[Dataset entries]
┄┄┄┄┄┄

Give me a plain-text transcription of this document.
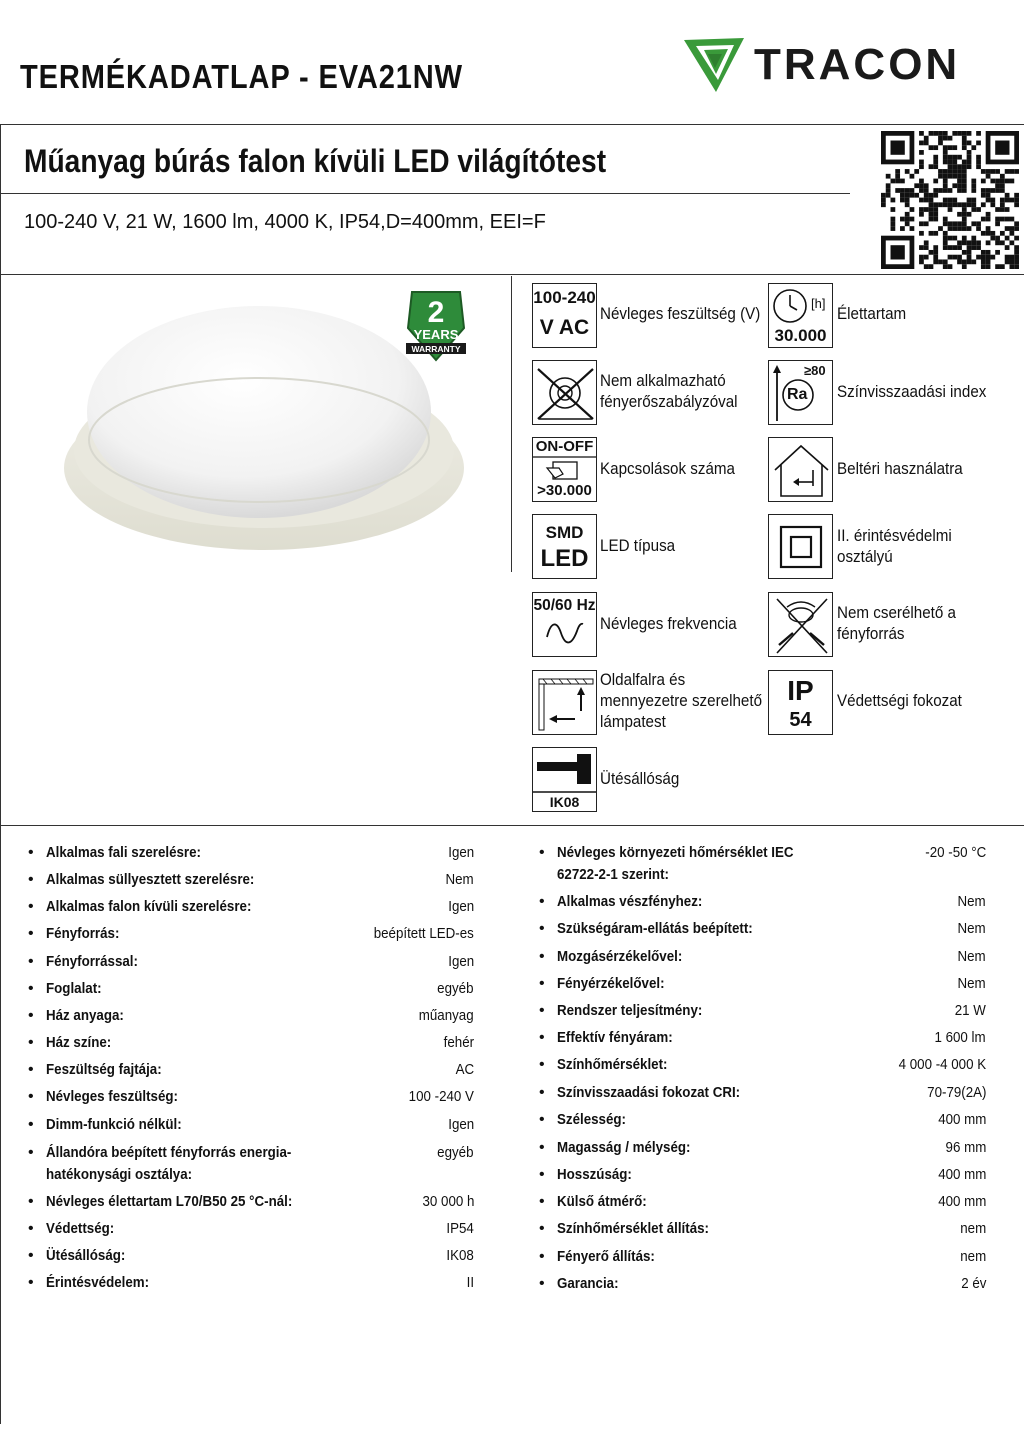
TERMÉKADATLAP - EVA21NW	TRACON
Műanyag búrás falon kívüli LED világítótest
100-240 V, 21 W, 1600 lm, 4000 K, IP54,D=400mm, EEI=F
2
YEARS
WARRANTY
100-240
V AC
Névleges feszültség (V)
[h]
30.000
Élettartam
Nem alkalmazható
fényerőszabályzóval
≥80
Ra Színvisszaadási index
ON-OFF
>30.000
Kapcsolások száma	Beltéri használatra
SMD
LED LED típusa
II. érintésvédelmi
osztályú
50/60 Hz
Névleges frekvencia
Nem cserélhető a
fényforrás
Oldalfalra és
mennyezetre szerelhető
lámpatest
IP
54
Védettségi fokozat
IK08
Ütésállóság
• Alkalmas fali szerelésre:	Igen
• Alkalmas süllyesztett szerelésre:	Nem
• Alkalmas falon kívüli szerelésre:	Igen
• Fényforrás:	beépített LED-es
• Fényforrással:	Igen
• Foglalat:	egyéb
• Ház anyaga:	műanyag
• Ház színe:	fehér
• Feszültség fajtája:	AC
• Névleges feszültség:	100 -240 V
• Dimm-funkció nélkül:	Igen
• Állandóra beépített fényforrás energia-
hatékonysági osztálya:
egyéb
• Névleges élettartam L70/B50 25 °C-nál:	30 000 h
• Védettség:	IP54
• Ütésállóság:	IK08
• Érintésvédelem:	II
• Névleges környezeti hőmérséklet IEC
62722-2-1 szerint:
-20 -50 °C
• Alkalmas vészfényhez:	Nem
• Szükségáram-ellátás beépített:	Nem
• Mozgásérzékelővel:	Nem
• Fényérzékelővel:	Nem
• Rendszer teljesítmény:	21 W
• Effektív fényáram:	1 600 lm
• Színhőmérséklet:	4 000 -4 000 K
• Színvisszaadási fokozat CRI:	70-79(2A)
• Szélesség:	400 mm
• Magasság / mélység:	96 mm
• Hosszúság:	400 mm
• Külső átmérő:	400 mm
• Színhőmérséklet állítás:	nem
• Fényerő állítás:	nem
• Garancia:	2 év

┄┄┄┄┄┄

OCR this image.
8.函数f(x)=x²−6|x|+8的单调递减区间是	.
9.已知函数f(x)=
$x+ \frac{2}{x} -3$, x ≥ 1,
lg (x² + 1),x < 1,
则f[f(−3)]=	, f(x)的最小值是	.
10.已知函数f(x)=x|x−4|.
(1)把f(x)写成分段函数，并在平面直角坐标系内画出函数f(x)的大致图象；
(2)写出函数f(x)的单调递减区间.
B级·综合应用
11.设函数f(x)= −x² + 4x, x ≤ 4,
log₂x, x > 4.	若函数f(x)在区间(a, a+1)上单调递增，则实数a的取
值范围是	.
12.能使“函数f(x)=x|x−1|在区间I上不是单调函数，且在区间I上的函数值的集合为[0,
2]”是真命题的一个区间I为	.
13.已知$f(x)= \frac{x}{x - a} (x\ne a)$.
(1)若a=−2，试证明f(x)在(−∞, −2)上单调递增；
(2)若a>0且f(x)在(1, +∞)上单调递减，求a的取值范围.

┄┄┄┄┄┄

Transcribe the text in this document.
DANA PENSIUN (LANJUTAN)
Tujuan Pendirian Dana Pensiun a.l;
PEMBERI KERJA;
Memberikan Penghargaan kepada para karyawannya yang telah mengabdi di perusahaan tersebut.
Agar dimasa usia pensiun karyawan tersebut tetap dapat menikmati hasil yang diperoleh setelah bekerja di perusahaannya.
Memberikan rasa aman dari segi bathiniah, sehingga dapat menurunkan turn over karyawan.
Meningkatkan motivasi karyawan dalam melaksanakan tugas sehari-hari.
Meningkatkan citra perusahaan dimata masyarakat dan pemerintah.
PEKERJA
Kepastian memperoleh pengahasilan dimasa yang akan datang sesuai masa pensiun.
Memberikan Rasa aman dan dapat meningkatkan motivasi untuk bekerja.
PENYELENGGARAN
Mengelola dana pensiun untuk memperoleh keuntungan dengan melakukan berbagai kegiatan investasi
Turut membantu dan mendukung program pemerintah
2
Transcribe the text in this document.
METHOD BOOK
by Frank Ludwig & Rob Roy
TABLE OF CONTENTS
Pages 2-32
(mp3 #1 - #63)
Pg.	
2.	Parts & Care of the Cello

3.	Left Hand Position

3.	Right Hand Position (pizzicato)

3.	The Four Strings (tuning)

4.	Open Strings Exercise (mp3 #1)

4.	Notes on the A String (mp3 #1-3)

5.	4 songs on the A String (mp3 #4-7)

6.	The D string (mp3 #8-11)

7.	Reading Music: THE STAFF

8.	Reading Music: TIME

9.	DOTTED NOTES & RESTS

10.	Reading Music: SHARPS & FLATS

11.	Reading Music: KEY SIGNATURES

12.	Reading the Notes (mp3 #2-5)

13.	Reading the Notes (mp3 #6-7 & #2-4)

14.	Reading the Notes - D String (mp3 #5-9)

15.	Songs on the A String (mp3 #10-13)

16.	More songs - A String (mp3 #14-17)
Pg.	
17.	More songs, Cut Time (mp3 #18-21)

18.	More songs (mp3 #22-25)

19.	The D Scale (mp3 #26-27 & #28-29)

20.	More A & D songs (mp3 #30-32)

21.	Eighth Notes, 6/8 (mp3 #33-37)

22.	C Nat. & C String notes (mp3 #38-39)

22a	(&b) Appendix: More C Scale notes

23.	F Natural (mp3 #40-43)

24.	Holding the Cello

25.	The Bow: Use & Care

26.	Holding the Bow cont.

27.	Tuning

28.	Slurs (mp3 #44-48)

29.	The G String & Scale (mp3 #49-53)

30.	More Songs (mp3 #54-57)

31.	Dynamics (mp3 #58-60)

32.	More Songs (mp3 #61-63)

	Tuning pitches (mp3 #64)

┄┄┄┄┄┄

- Challenge -
From the entries above, copy every line that holds the word "Music".

- Expected answer -
7.	Reading Music: THE STAFF
8.	Reading Music: TIME
10.	Reading Music: SHARPS & FLATS
11.	Reading Music: KEY SIGNATURES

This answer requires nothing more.